** START Exercise input **

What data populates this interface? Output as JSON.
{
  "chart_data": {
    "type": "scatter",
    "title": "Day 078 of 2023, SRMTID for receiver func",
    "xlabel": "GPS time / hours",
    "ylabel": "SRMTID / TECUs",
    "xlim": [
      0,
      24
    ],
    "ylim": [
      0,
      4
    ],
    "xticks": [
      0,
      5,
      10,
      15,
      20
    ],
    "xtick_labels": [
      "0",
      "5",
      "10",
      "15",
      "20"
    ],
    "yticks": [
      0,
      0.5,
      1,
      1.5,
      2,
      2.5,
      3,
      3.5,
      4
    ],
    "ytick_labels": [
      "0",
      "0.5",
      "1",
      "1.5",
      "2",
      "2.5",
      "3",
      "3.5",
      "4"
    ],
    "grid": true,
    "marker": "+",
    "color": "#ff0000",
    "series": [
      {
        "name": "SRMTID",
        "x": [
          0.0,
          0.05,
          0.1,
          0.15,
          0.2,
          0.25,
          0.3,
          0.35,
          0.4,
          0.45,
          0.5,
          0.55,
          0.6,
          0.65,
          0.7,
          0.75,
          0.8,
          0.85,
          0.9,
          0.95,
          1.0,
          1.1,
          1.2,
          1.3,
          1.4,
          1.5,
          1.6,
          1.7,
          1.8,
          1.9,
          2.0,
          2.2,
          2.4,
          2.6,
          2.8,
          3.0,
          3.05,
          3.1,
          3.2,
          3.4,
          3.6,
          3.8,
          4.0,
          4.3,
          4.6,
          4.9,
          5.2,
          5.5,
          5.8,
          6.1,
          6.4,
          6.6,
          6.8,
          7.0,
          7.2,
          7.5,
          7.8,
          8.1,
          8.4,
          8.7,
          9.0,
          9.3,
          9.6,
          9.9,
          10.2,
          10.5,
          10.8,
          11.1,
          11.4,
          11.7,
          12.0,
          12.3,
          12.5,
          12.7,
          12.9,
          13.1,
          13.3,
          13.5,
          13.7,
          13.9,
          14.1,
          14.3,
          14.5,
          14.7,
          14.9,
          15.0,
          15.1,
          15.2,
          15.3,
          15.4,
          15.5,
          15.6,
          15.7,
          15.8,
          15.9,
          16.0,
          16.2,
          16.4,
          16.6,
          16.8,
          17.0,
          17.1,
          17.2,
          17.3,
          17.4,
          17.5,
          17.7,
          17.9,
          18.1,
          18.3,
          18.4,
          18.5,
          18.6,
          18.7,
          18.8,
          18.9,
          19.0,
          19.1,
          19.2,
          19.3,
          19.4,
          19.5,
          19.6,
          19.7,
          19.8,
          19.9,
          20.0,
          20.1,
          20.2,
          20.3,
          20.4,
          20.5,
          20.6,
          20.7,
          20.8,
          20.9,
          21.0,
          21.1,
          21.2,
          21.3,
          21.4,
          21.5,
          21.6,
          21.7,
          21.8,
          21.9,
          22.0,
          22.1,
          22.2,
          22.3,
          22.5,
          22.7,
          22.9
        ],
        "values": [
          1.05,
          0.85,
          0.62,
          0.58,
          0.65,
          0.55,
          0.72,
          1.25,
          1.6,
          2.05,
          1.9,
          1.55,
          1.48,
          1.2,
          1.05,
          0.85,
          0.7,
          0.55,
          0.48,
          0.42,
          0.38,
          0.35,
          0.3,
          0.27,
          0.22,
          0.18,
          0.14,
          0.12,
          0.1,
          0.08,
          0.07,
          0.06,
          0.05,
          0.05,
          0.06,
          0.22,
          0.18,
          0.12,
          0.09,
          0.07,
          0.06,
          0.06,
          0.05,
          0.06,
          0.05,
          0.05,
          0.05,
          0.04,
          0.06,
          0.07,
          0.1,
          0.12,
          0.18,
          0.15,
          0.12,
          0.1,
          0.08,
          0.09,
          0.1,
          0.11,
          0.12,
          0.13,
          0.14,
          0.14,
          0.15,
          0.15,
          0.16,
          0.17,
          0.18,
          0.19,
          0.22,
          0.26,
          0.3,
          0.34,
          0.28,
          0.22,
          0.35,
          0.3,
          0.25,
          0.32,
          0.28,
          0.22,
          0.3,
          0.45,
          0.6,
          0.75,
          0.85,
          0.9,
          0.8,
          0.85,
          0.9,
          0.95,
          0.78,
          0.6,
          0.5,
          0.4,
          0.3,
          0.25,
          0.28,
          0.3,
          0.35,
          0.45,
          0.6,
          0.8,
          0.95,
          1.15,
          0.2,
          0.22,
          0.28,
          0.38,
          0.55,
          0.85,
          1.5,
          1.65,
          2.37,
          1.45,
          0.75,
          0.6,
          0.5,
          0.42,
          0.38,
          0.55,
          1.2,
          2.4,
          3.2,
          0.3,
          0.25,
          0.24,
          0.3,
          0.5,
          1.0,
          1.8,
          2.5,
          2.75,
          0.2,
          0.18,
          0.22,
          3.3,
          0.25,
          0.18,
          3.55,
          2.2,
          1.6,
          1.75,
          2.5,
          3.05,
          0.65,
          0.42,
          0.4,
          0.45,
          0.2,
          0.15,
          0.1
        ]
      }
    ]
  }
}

** END Exercise input **

Of the lines above, how many include the word "SRMTID"? Reply with the number only.

3